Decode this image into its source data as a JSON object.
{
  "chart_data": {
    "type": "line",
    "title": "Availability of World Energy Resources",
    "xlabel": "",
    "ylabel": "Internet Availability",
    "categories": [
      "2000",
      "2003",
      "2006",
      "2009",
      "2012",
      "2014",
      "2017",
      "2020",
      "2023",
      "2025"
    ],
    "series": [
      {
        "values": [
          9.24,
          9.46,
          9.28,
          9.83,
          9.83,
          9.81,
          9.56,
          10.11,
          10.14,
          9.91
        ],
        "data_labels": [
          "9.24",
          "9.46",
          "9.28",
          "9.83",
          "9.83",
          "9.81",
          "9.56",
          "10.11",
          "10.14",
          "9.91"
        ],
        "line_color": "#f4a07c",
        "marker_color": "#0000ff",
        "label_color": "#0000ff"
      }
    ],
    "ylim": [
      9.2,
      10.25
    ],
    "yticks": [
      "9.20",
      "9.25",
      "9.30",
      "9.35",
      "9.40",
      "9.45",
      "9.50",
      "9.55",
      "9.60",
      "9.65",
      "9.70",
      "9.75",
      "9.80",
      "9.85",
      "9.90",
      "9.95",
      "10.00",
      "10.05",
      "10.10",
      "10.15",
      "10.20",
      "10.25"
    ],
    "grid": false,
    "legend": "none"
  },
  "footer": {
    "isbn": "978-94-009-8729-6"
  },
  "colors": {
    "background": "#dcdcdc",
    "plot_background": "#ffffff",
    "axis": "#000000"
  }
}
----------
Goal: Repeat the data verbatim.

Written response:
Decode this image into its source data as a JSON object.
{
  "chart_data": {
    "type": "line",
    "title": "Availability of World Energy Resources",
    "xlabel": "",
    "ylabel": "Internet Availability",
    "categories": [
      "2000",
      "2003",
      "2006",
      "2009",
      "2012",
      "2014",
      "2017",
      "2020",
      "2023",
      "2025"
    ],
    "series": [
      {
        "values": [
          9.24,
          9.46,
          9.28,
          9.83,
          9.83,
          9.81,
          9.56,
          10.11,
          10.14,
          9.91
        ],
        "data_labels": [
          "9.24",
          "9.46",
          "9.28",
          "9.83",
          "9.83",
          "9.81",
          "9.56",
          "10.11",
          "10.14",
          "9.91"
        ],
        "line_color": "#f4a07c",
        "marker_color": "#0000ff",
        "label_color": "#0000ff"
      }
    ],
    "ylim": [
      9.2,
      10.25
    ],
    "yticks": [
      "9.20",
      "9.25",
      "9.30",
      "9.35",
      "9.40",
      "9.45",
      "9.50",
      "9.55",
      "9.60",
      "9.65",
      "9.70",
      "9.75",
      "9.80",
      "9.85",
      "9.90",
      "9.95",
      "10.00",
      "10.05",
      "10.10",
      "10.15",
      "10.20",
      "10.25"
    ],
    "grid": false,
    "legend": "none"
  },
  "footer": {
    "isbn": "978-94-009-8729-6"
  },
  "colors": {
    "background": "#dcdcdc",
    "plot_background": "#ffffff",
    "axis": "#000000"
  }
}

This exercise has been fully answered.